PROVIDED INFORMATION -
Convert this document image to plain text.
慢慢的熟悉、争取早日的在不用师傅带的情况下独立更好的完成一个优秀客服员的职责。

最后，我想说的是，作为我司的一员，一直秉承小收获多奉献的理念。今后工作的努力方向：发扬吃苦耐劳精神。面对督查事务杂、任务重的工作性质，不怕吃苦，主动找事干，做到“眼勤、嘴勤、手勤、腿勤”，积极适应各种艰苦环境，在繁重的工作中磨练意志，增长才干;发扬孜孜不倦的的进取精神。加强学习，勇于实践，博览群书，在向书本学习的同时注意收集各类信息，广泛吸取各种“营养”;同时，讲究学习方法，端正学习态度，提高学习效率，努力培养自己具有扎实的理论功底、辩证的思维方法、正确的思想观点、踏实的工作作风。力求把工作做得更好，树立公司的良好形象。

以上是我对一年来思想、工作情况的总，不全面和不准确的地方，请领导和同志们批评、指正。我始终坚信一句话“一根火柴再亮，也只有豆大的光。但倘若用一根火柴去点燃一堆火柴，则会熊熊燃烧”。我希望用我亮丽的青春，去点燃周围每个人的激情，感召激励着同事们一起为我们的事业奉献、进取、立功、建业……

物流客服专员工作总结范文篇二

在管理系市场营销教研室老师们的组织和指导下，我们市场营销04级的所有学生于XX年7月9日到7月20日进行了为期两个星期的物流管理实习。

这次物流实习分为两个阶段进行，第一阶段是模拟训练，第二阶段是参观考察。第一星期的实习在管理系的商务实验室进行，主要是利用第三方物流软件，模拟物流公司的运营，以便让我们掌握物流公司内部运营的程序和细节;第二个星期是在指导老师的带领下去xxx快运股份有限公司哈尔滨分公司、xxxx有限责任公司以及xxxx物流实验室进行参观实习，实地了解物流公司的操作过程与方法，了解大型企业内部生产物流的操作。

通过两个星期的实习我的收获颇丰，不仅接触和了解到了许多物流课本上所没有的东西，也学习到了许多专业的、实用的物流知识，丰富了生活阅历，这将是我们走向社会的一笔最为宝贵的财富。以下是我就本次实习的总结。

WRITTEN EXERCISE -
Every line above should be written out again exactly as it stands.

RESPONSE TO THIS EXERCISE -
Convert this document image to plain text.
慢慢的熟悉、争取早日的在不用师傅带的情况下独立更好的完成一个优秀客服员的职责。

最后，我想说的是，作为我司的一员，一直秉承小收获多奉献的理念。今后工作的努力方向：发扬吃苦耐劳精神。面对督查事务杂、任务重的工作性质，不怕吃苦，主动找事干，做到“眼勤、嘴勤、手勤、腿勤”，积极适应各种艰苦环境，在繁重的工作中磨练意志，增长才干;发扬孜孜不倦的的进取精神。加强学习，勇于实践，博览群书，在向书本学习的同时注意收集各类信息，广泛吸取各种“营养”;同时，讲究学习方法，端正学习态度，提高学习效率，努力培养自己具有扎实的理论功底、辩证的思维方法、正确的思想观点、踏实的工作作风。力求把工作做得更好，树立公司的良好形象。

以上是我对一年来思想、工作情况的总，不全面和不准确的地方，请领导和同志们批评、指正。我始终坚信一句话“一根火柴再亮，也只有豆大的光。但倘若用一根火柴去点燃一堆火柴，则会熊熊燃烧”。我希望用我亮丽的青春，去点燃周围每个人的激情，感召激励着同事们一起为我们的事业奉献、进取、立功、建业……

物流客服专员工作总结范文篇二

在管理系市场营销教研室老师们的组织和指导下，我们市场营销04级的所有学生于XX年7月9日到7月20日进行了为期两个星期的物流管理实习。

这次物流实习分为两个阶段进行，第一阶段是模拟训练，第二阶段是参观考察。第一星期的实习在管理系的商务实验室进行，主要是利用第三方物流软件，模拟物流公司的运营，以便让我们掌握物流公司内部运营的程序和细节;第二个星期是在指导老师的带领下去xxx快运股份有限公司哈尔滨分公司、xxxx有限责任公司以及xxxx物流实验室进行参观实习，实地了解物流公司的操作过程与方法，了解大型企业内部生产物流的操作。

通过两个星期的实习我的收获颇丰，不仅接触和了解到了许多物流课本上所没有的东西，也学习到了许多专业的、实用的物流知识，丰富了生活阅历，这将是我们走向社会的一笔最为宝贵的财富。以下是我就本次实习的总结。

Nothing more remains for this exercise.